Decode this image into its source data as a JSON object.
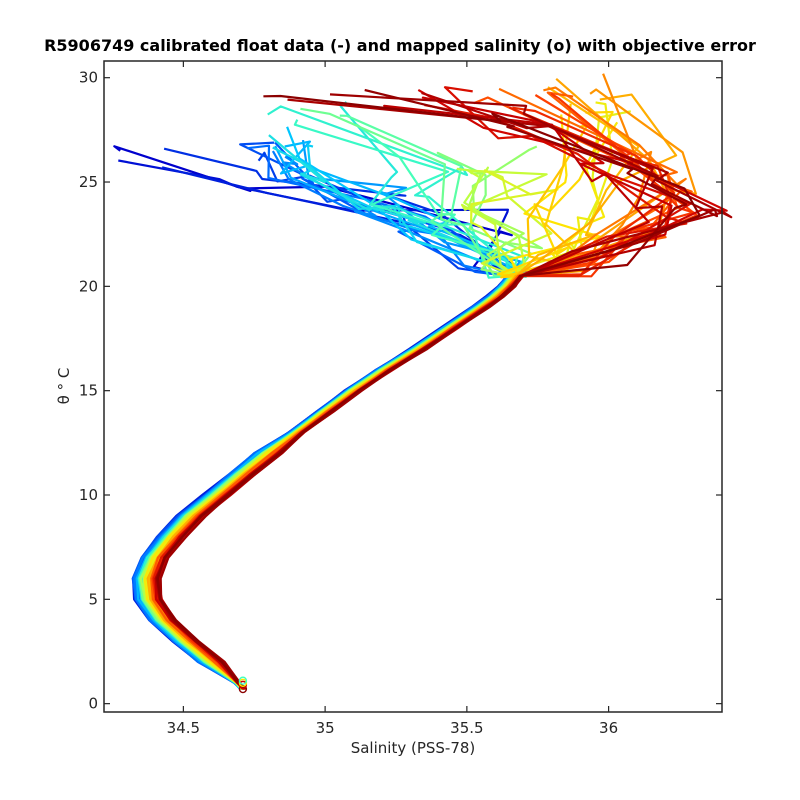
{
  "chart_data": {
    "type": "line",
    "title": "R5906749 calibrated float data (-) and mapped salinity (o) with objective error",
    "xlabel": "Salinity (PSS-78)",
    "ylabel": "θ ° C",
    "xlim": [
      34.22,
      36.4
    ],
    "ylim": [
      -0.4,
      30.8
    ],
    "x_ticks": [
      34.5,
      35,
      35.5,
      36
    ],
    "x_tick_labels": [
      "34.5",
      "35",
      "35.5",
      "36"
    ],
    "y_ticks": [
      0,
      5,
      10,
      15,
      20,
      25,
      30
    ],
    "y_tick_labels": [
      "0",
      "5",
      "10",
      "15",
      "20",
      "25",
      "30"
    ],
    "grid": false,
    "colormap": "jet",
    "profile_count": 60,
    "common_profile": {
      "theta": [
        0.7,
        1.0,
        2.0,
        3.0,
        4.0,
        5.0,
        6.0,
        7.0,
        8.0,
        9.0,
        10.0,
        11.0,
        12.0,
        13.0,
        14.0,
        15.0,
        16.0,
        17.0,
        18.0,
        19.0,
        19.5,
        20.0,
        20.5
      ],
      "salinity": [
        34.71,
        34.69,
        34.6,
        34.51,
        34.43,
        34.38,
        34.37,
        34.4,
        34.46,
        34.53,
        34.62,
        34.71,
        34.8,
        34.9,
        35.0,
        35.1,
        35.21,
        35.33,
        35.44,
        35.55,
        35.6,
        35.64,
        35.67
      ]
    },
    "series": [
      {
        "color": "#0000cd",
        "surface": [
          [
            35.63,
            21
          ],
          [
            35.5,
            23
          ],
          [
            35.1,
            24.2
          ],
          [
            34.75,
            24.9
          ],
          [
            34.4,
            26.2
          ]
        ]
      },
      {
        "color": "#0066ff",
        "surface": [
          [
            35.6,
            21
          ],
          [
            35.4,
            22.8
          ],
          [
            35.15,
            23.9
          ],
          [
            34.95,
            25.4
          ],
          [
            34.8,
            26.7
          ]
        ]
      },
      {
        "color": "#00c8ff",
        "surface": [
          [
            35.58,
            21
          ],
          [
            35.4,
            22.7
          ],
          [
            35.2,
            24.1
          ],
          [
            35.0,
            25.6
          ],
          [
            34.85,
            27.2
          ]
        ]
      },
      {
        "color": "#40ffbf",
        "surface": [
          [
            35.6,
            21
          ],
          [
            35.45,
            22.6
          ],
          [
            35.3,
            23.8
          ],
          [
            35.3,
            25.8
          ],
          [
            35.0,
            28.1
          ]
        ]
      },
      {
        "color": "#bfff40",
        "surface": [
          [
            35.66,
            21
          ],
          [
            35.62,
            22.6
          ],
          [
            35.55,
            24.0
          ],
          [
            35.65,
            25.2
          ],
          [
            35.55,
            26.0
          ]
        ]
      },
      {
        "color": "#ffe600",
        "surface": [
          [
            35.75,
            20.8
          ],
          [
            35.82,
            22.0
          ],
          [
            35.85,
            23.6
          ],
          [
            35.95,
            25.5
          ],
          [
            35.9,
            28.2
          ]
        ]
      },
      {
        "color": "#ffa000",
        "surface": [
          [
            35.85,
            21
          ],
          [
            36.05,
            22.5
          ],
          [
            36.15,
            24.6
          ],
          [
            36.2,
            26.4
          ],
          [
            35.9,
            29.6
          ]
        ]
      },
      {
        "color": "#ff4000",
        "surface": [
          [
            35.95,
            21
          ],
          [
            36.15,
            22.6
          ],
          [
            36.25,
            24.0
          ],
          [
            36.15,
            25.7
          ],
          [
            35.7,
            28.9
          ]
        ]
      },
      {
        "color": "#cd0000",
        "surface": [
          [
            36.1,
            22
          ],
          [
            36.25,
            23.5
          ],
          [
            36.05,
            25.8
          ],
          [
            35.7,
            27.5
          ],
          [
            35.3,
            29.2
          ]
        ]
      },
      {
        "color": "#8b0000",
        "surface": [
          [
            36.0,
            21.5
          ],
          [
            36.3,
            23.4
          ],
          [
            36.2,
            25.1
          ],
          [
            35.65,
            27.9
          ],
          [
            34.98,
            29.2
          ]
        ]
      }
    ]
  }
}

--

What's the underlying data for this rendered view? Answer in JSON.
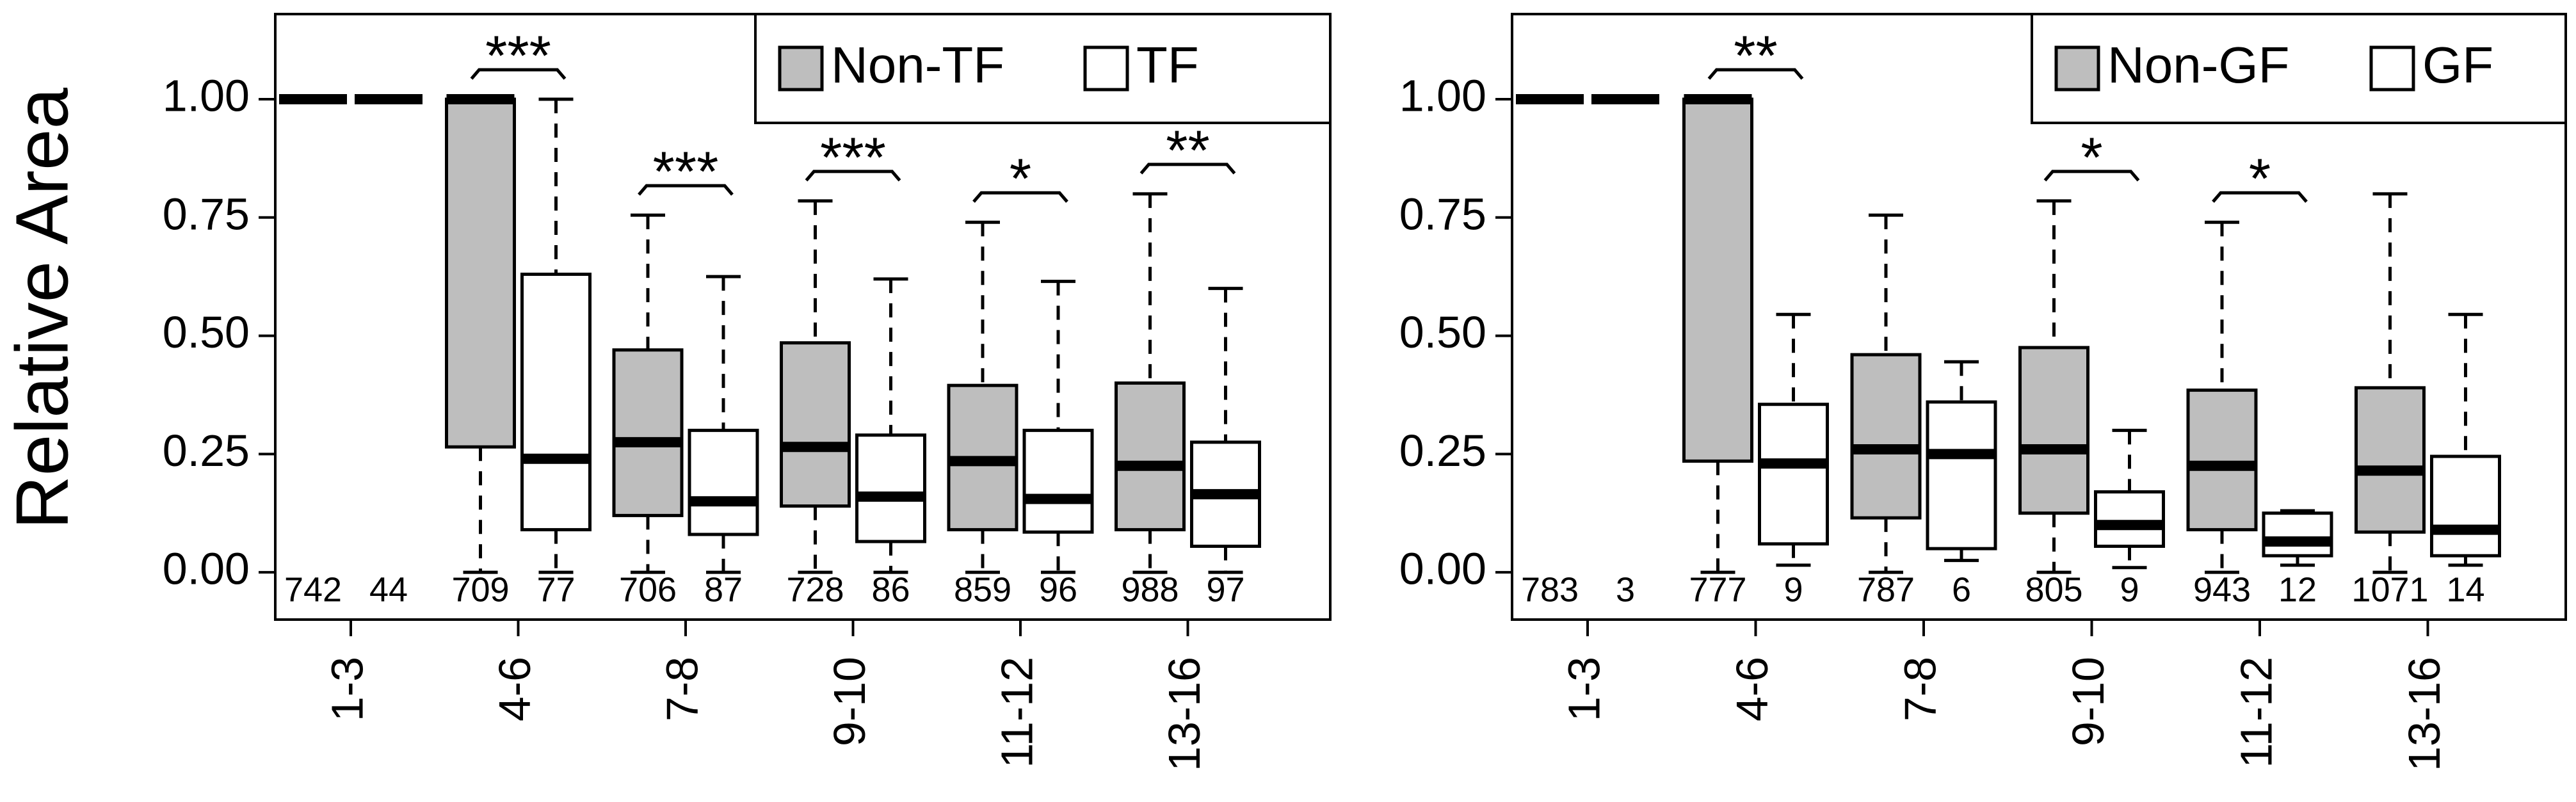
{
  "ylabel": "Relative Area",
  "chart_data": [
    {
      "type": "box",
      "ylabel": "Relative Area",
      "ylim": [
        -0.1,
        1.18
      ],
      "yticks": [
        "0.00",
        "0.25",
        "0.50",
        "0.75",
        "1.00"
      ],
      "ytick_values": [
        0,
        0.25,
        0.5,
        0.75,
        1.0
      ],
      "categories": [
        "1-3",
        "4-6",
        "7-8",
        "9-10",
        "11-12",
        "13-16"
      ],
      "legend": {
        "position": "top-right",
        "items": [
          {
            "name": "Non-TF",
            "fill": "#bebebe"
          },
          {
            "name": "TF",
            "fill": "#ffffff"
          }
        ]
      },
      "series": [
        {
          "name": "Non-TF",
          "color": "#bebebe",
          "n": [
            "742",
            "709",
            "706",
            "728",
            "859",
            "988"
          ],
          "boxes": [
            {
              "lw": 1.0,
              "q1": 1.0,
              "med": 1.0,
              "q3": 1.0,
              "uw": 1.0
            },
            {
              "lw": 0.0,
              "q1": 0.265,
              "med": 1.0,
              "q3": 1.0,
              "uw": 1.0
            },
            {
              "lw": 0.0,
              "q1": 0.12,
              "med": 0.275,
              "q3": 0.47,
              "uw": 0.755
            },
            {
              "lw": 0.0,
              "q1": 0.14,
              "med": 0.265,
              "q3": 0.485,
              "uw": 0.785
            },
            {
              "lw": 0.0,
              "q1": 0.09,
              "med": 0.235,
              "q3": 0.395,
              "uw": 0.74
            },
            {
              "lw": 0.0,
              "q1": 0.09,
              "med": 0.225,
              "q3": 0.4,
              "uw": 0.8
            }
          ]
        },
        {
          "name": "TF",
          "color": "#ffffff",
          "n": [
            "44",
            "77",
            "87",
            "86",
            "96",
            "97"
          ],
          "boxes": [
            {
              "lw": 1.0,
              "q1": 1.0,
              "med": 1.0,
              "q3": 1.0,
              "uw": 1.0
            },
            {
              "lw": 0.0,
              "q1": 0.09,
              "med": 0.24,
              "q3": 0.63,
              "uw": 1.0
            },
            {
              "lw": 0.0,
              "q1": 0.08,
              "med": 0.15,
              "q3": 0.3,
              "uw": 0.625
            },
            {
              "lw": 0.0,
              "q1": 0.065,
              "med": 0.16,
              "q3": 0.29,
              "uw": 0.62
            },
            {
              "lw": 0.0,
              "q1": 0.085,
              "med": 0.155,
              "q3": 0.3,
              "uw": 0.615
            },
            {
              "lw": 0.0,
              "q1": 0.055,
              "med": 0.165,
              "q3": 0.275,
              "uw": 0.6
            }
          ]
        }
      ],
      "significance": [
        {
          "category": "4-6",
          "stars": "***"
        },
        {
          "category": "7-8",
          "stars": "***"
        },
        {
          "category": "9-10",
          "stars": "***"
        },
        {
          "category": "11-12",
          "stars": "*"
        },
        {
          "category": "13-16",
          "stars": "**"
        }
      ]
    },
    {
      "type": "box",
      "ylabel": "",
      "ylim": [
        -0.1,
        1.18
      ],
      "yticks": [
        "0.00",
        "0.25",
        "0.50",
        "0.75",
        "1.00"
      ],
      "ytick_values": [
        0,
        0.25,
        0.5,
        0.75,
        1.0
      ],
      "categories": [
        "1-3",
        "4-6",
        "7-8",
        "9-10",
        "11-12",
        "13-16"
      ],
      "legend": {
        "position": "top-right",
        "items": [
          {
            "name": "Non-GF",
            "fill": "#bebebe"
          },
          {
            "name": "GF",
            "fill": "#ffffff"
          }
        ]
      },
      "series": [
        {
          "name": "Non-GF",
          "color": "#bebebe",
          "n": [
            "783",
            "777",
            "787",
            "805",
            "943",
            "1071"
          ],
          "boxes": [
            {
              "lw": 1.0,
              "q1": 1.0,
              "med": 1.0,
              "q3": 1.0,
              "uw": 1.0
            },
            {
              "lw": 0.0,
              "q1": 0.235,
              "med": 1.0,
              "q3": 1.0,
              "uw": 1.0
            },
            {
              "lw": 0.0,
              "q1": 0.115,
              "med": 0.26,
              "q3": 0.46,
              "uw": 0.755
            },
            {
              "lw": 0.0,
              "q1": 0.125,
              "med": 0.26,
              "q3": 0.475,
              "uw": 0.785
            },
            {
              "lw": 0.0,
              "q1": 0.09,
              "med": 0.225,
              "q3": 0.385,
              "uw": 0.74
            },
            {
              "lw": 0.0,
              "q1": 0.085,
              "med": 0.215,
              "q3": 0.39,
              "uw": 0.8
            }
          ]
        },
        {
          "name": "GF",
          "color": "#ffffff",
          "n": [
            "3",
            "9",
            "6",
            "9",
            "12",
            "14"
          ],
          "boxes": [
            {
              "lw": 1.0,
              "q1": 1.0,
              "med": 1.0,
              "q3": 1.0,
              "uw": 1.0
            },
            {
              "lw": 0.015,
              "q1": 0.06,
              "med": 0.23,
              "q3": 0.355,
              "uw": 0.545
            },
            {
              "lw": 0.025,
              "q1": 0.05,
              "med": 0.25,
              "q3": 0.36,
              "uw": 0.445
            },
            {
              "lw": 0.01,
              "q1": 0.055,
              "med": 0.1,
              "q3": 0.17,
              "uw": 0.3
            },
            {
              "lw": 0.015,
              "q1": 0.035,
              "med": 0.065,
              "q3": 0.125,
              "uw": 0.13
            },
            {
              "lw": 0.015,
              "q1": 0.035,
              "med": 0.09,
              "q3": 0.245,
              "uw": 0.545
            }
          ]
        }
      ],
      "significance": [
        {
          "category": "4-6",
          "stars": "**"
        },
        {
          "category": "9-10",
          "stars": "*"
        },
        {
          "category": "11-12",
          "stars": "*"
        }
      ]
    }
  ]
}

==

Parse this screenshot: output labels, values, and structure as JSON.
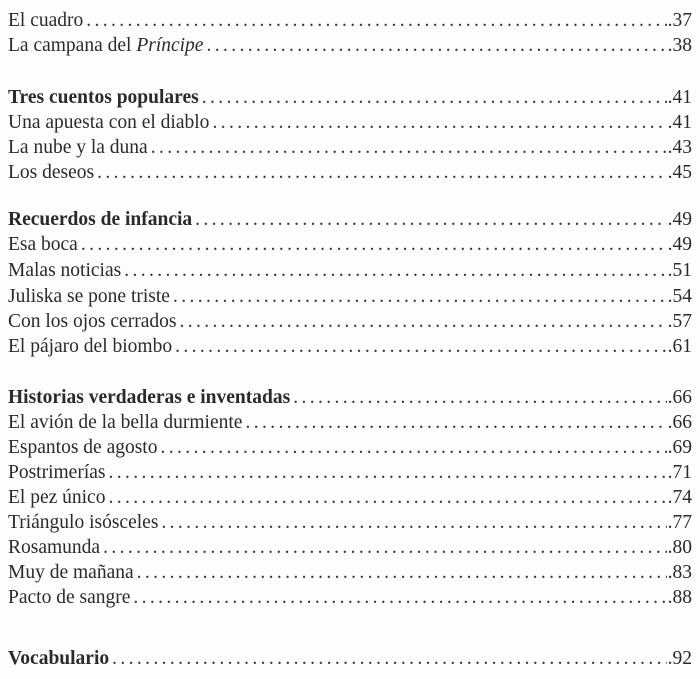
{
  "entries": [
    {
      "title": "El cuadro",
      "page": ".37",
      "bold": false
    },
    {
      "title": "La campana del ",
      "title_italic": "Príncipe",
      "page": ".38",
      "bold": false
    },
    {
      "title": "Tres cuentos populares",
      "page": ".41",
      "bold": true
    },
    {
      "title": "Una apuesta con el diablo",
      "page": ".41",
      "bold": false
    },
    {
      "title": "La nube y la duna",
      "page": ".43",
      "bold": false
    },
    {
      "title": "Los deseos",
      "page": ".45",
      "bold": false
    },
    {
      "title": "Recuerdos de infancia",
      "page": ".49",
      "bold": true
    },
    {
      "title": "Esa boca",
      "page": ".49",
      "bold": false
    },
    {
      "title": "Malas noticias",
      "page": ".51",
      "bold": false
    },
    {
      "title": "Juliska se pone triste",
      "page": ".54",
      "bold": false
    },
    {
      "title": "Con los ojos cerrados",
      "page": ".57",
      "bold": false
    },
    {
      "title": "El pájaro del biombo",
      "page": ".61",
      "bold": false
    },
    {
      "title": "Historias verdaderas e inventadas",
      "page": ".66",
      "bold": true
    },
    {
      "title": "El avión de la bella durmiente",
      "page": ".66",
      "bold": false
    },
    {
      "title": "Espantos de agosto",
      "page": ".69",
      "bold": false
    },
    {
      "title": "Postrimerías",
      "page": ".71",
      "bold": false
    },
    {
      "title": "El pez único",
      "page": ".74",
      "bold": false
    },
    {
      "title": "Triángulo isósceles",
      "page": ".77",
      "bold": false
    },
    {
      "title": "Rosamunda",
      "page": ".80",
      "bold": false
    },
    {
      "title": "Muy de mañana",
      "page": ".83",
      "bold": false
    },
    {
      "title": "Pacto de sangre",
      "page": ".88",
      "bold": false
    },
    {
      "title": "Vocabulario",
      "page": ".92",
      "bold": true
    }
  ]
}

Instructions for the task -> Using the records above, select and copy every line that has the word "this".

Finished exercise ->
Decode this image into its source data as a JSON object.
What's the underlying data for this rendered view? Answer in JSON.
Parse this screenshot: output labels, values, and structure as JSON.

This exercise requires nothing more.